> _What is asked_:
Write out the material again exactly, please, and omit the pictures.

> _Supplied information_:
* BEGIN *

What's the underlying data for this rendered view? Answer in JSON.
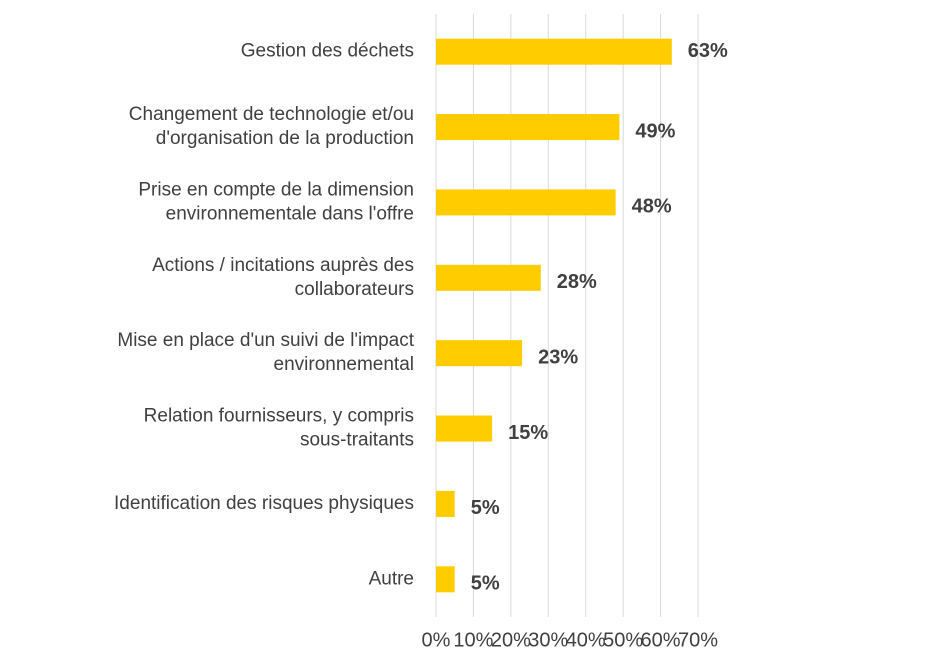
{
  "chart_data": {
    "type": "bar",
    "orientation": "horizontal",
    "categories": [
      "Gestion des déchets",
      "Changement de technologie et/ou\nd'organisation de la production",
      "Prise en compte de la dimension\nenvironnementale dans l'offre",
      "Actions / incitations auprès des\ncollaborateurs",
      "Mise en place d'un suivi de l'impact\nenvironnemental",
      "Relation fournisseurs, y compris\nsous-traitants",
      "Identification des risques physiques",
      "Autre"
    ],
    "values": [
      63,
      49,
      48,
      28,
      23,
      15,
      5,
      5
    ],
    "value_labels": [
      "63%",
      "49%",
      "48%",
      "28%",
      "23%",
      "15%",
      "5%",
      "5%"
    ],
    "color": "#ffcc00",
    "xlim": [
      0,
      70
    ],
    "xticks": [
      {
        "value": 0,
        "label": "0%"
      },
      {
        "value": 10,
        "label": "10%"
      },
      {
        "value": 20,
        "label": "20%"
      },
      {
        "value": 30,
        "label": "30%"
      },
      {
        "value": 40,
        "label": "40%"
      },
      {
        "value": 50,
        "label": "50%"
      },
      {
        "value": 60,
        "label": "60%"
      },
      {
        "value": 70,
        "label": "70%"
      }
    ],
    "grid": true
  }
}
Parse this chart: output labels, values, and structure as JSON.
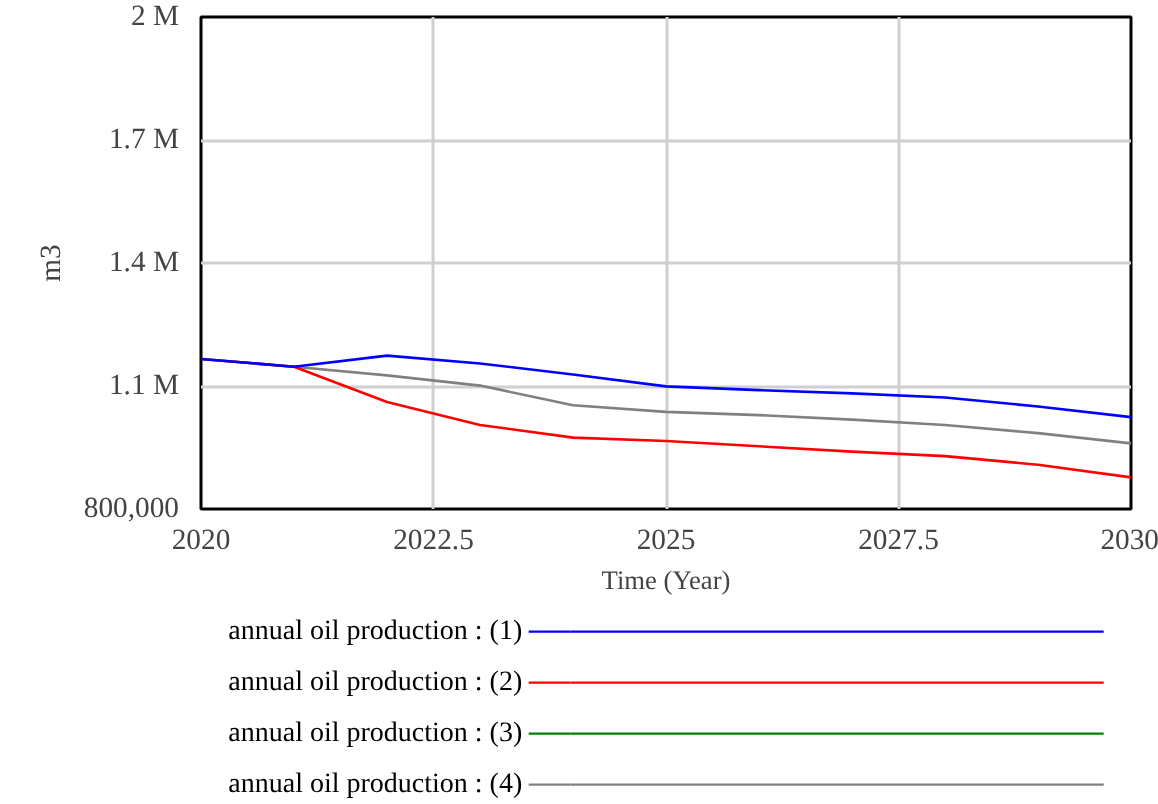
{
  "chart_data": {
    "type": "line",
    "xlabel": "Time (Year)",
    "ylabel": "m3",
    "x": [
      2020,
      2021,
      2022,
      2023,
      2024,
      2025,
      2026,
      2027,
      2028,
      2029,
      2030
    ],
    "xlim": [
      2020,
      2030
    ],
    "xticks": [
      2020,
      2022.5,
      2025,
      2027.5,
      2030
    ],
    "ylim": [
      800000,
      2000000
    ],
    "yticks": [
      {
        "value": 800000,
        "label": "800,000"
      },
      {
        "value": 1100000,
        "label": "1.1 M"
      },
      {
        "value": 1400000,
        "label": "1.4 M"
      },
      {
        "value": 1700000,
        "label": "1.7 M"
      },
      {
        "value": 2000000,
        "label": "2 M"
      }
    ],
    "grid": true,
    "legend": "bottom",
    "marker": "none",
    "line_style": "solid",
    "series": [
      {
        "name": "annual oil production : (1)",
        "color": "#0000ff",
        "values": [
          1166000,
          1147000,
          1174000,
          1155000,
          1128000,
          1099000,
          1090000,
          1082000,
          1072000,
          1050000,
          1024000
        ]
      },
      {
        "name": "annual oil production : (2)",
        "color": "#ff0000",
        "values": [
          1166000,
          1147000,
          1061000,
          1005000,
          974000,
          966000,
          953000,
          940000,
          929000,
          908000,
          877000
        ]
      },
      {
        "name": "annual oil production : (3)",
        "color": "#008000",
        "values": [
          null,
          null,
          null,
          null,
          null,
          null,
          null,
          null,
          null,
          null,
          null
        ]
      },
      {
        "name": "annual oil production : (4)",
        "color": "#808080",
        "values": [
          1166000,
          1147000,
          1126000,
          1101000,
          1053000,
          1037000,
          1029000,
          1018000,
          1005000,
          985000,
          960000
        ]
      }
    ]
  }
}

* END *

> _Result below_:
What's the underlying data for this rendered view? Answer in JSON.
{
  "chart_data": {
    "type": "bar",
    "orientation": "horizontal",
    "categories": [
      "Gestion des déchets",
      "Changement de technologie et/ou\nd'organisation de la production",
      "Prise en compte de la dimension\nenvironnementale dans l'offre",
      "Actions / incitations auprès des\ncollaborateurs",
      "Mise en place d'un suivi de l'impact\nenvironnemental",
      "Relation fournisseurs, y compris\nsous-traitants",
      "Identification des risques physiques",
      "Autre"
    ],
    "values": [
      63,
      49,
      48,
      28,
      23,
      15,
      5,
      5
    ],
    "value_labels": [
      "63%",
      "49%",
      "48%",
      "28%",
      "23%",
      "15%",
      "5%",
      "5%"
    ],
    "color": "#ffcc00",
    "xlim": [
      0,
      70
    ],
    "xticks": [
      {
        "value": 0,
        "label": "0%"
      },
      {
        "value": 10,
        "label": "10%"
      },
      {
        "value": 20,
        "label": "20%"
      },
      {
        "value": 30,
        "label": "30%"
      },
      {
        "value": 40,
        "label": "40%"
      },
      {
        "value": 50,
        "label": "50%"
      },
      {
        "value": 60,
        "label": "60%"
      },
      {
        "value": 70,
        "label": "70%"
      }
    ],
    "grid": true
  }
}
Parse this chart: output labels, values, and structure as JSON.
{
  "chart_data": {
    "type": "line",
    "xlabel": "Time (Year)",
    "ylabel": "m3",
    "x": [
      2020,
      2021,
      2022,
      2023,
      2024,
      2025,
      2026,
      2027,
      2028,
      2029,
      2030
    ],
    "xlim": [
      2020,
      2030
    ],
    "xticks": [
      2020,
      2022.5,
      2025,
      2027.5,
      2030
    ],
    "ylim": [
      800000,
      2000000
    ],
    "yticks": [
      {
        "value": 800000,
        "label": "800,000"
      },
      {
        "value": 1100000,
        "label": "1.1 M"
      },
      {
        "value": 1400000,
        "label": "1.4 M"
      },
      {
        "value": 1700000,
        "label": "1.7 M"
      },
      {
        "value": 2000000,
        "label": "2 M"
      }
    ],
    "grid": true,
    "legend": "bottom",
    "marker": "none",
    "line_style": "solid",
    "series": [
      {
        "name": "annual oil production : (1)",
        "color": "#0000ff",
        "values": [
          1166000,
          1147000,
          1174000,
          1155000,
          1128000,
          1099000,
          1090000,
          1082000,
          1072000,
          1050000,
          1024000
        ]
      },
      {
        "name": "annual oil production : (2)",
        "color": "#ff0000",
        "values": [
          1166000,
          1147000,
          1061000,
          1005000,
          974000,
          966000,
          953000,
          940000,
          929000,
          908000,
          877000
        ]
      },
      {
        "name": "annual oil production : (3)",
        "color": "#008000",
        "values": [
          null,
          null,
          null,
          null,
          null,
          null,
          null,
          null,
          null,
          null,
          null
        ]
      },
      {
        "name": "annual oil production : (4)",
        "color": "#808080",
        "values": [
          1166000,
          1147000,
          1126000,
          1101000,
          1053000,
          1037000,
          1029000,
          1018000,
          1005000,
          985000,
          960000
        ]
      }
    ]
  }
}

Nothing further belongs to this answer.